Requirement - Each record below must be returned exactly as shown.

··· Listed entries

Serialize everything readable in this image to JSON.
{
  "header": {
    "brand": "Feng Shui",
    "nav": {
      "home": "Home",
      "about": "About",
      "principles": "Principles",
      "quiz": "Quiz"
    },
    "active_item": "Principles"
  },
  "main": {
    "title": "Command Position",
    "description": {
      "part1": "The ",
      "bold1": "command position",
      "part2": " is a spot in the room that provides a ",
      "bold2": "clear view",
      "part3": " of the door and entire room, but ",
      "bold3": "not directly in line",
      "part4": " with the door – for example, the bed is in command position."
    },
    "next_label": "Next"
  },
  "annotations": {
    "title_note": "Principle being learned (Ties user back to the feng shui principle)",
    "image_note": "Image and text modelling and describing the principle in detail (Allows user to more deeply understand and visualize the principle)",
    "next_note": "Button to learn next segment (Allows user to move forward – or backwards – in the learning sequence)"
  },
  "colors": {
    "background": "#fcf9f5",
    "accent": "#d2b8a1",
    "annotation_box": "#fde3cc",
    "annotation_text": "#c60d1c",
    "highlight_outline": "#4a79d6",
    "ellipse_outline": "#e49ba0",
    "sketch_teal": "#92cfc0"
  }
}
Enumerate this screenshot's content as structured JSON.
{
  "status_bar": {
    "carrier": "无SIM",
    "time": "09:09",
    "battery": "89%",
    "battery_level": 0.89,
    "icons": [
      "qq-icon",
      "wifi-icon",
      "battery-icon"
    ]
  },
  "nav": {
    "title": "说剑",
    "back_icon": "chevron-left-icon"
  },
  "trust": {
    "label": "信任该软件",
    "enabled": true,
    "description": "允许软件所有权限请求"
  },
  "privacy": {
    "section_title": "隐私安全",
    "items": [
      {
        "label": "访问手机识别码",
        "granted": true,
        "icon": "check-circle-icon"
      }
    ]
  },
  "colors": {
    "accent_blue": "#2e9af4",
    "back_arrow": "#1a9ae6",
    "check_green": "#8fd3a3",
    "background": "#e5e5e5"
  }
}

······

Correct result -
Serialize everything readable in this image to JSON.
{
  "header": {
    "brand": "Feng Shui",
    "nav": {
      "home": "Home",
      "about": "About",
      "principles": "Principles",
      "quiz": "Quiz"
    },
    "active_item": "Principles"
  },
  "main": {
    "title": "Command Position",
    "description": {
      "part1": "The ",
      "bold1": "command position",
      "part2": " is a spot in the room that provides a ",
      "bold2": "clear view",
      "part3": " of the door and entire room, but ",
      "bold3": "not directly in line",
      "part4": " with the door – for example, the bed is in command position."
    },
    "next_label": "Next"
  },
  "annotations": {
    "title_note": "Principle being learned (Ties user back to the feng shui principle)",
    "image_note": "Image and text modelling and describing the principle in detail (Allows user to more deeply understand and visualize the principle)",
    "next_note": "Button to learn next segment (Allows user to move forward – or backwards – in the learning sequence)"
  },
  "colors": {
    "background": "#fcf9f5",
    "accent": "#d2b8a1",
    "annotation_box": "#fde3cc",
    "annotation_text": "#c60d1c",
    "highlight_outline": "#4a79d6",
    "ellipse_outline": "#e49ba0",
    "sketch_teal": "#92cfc0"
  }
}
Enumerate this screenshot's content as structured JSON.
{
  "status_bar": {
    "carrier": "无SIM",
    "time": "09:09",
    "battery": "89%",
    "battery_level": 0.89,
    "icons": [
      "qq-icon",
      "wifi-icon",
      "battery-icon"
    ]
  },
  "nav": {
    "title": "说剑",
    "back_icon": "chevron-left-icon"
  },
  "trust": {
    "label": "信任该软件",
    "enabled": true,
    "description": "允许软件所有权限请求"
  },
  "privacy": {
    "section_title": "隐私安全",
    "items": [
      {
        "label": "访问手机识别码",
        "granted": true,
        "icon": "check-circle-icon"
      }
    ]
  },
  "colors": {
    "accent_blue": "#2e9af4",
    "back_arrow": "#1a9ae6",
    "check_green": "#8fd3a3",
    "background": "#e5e5e5"
  }
}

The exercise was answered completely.